Note how many lines include the word "axis", and give that number by itself.

──────── LISTING ────────

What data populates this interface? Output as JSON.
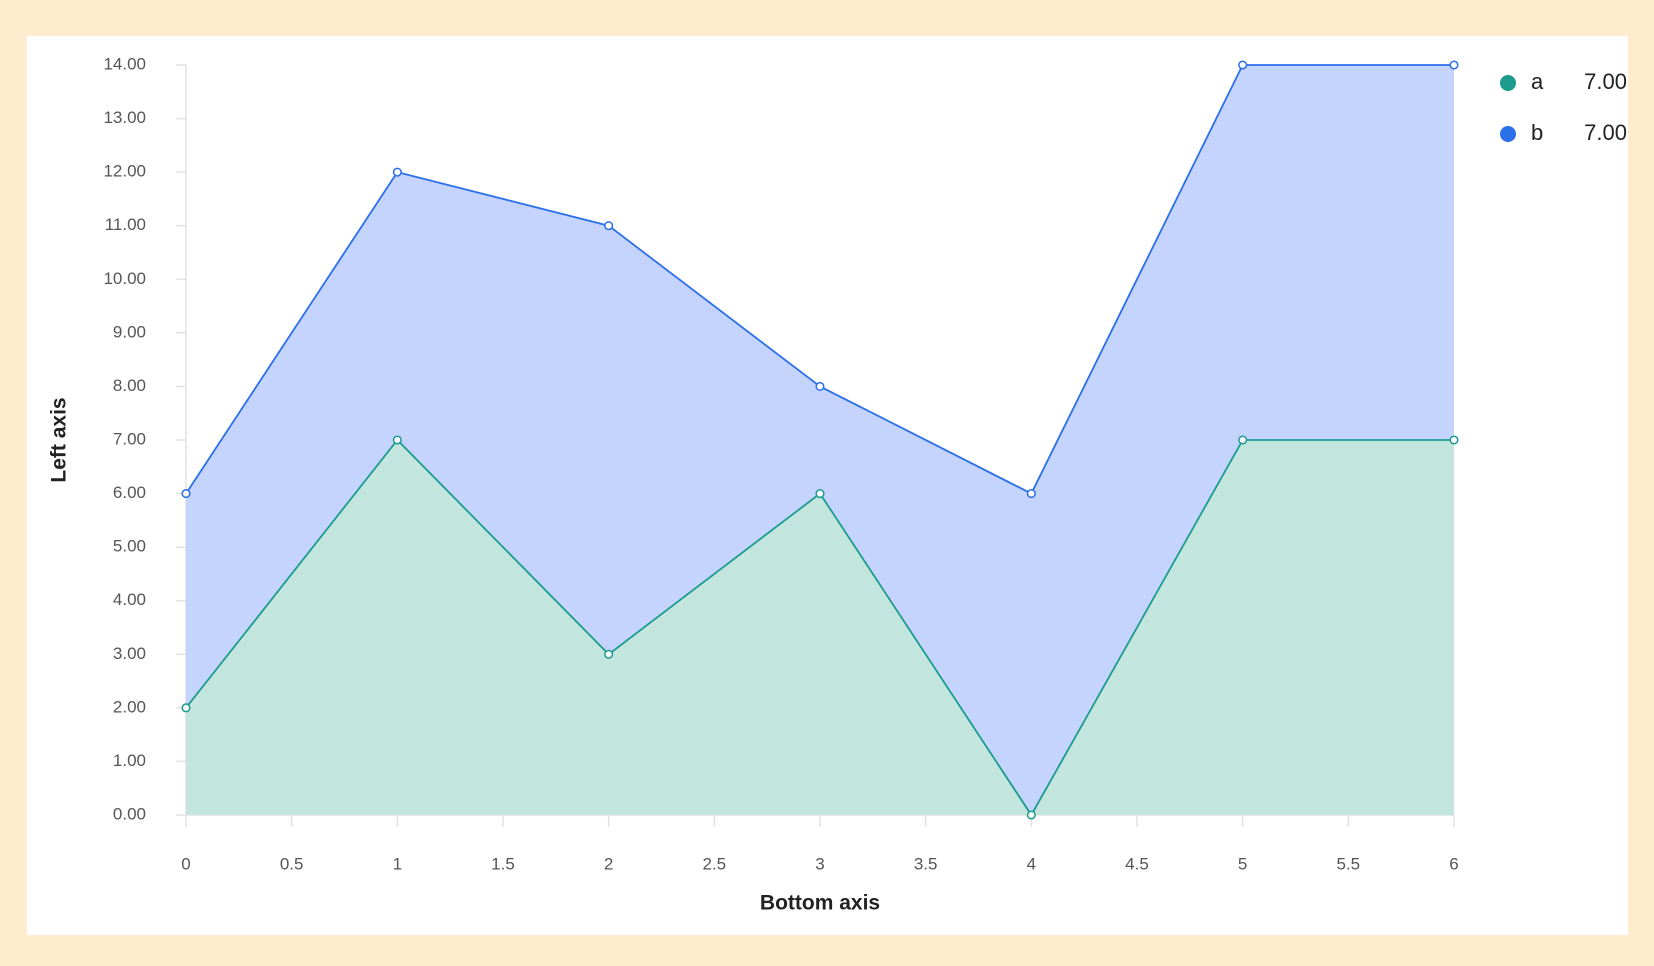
{
  "chart_data": {
    "type": "stacked-area",
    "x_label": "Bottom axis",
    "y_label": "Left axis",
    "x": [
      0,
      1,
      2,
      3,
      4,
      5,
      6
    ],
    "series": [
      {
        "name": "a",
        "color": "#1b9c8e",
        "fill": "#c2e5de",
        "values": [
          2,
          7,
          3,
          6,
          0,
          7,
          7
        ],
        "legend_value": {
          "value": 7,
          "label": "7.00"
        }
      },
      {
        "name": "b",
        "color": "#2b6fe9",
        "fill": "#c5d4fd",
        "values": [
          4,
          5,
          8,
          2,
          6,
          7,
          7
        ],
        "legend_value": {
          "value": 7,
          "label": "7.00"
        }
      }
    ],
    "xlim": [
      0,
      6
    ],
    "xticks": [
      0,
      0.5,
      1,
      1.5,
      2,
      2.5,
      3,
      3.5,
      4,
      4.5,
      5,
      5.5,
      6
    ],
    "ylim": [
      0,
      14
    ],
    "yticks": [
      {
        "value": 0,
        "label": "0.00"
      },
      {
        "value": 1,
        "label": "1.00"
      },
      {
        "value": 2,
        "label": "2.00"
      },
      {
        "value": 3,
        "label": "3.00"
      },
      {
        "value": 4,
        "label": "4.00"
      },
      {
        "value": 5,
        "label": "5.00"
      },
      {
        "value": 6,
        "label": "6.00"
      },
      {
        "value": 7,
        "label": "7.00"
      },
      {
        "value": 8,
        "label": "8.00"
      },
      {
        "value": 9,
        "label": "9.00"
      },
      {
        "value": 10,
        "label": "10.00"
      },
      {
        "value": 11,
        "label": "11.00"
      },
      {
        "value": 12,
        "label": "12.00"
      },
      {
        "value": 13,
        "label": "13.00"
      },
      {
        "value": 14,
        "label": "14.00"
      }
    ],
    "legend_position": "top-right"
  }
}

────────

WRITTEN REPLY> 2